## Dataset records
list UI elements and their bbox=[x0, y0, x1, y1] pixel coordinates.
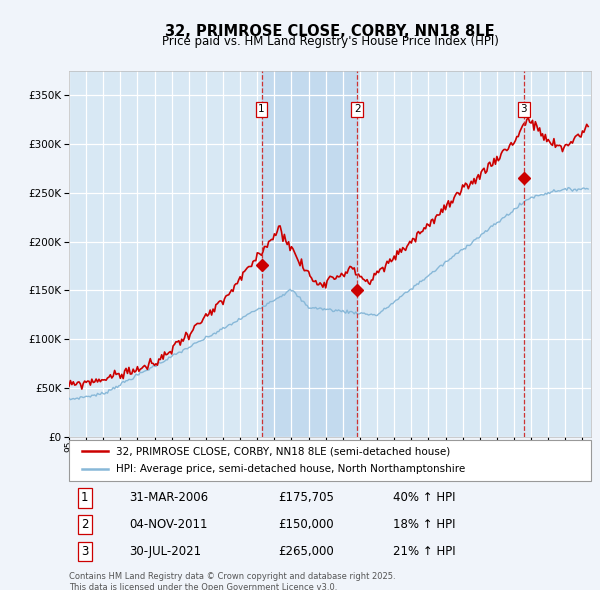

...

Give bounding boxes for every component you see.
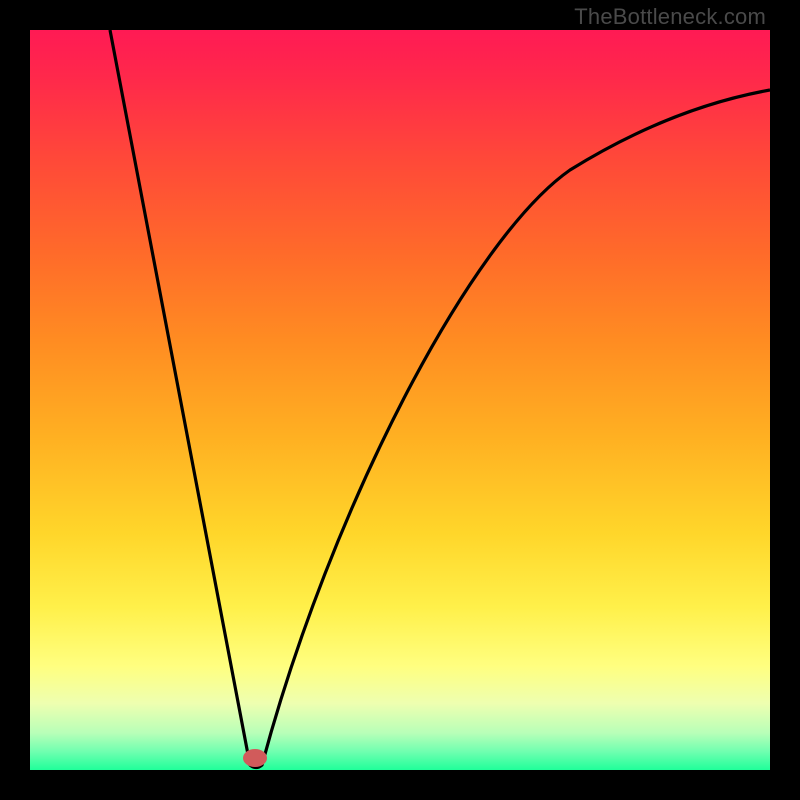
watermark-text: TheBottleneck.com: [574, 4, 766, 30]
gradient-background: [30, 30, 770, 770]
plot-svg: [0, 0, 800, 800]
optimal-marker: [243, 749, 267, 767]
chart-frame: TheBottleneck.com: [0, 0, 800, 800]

## Directions
Rewrite the data from the line with "Give bounding boxes" to the line with "chart-frame: TheBottleneck.com: [0, 0, 800, 800]", putting "element" in place of "component" and keeping everything else the same. Leave out the pictures.

## Answer to this problem
Give bounding boxes for every element you see.
watermark-text: TheBottleneck.com: [574, 4, 766, 30]
gradient-background: [30, 30, 770, 770]
plot-svg: [0, 0, 800, 800]
optimal-marker: [243, 749, 267, 767]
chart-frame: TheBottleneck.com: [0, 0, 800, 800]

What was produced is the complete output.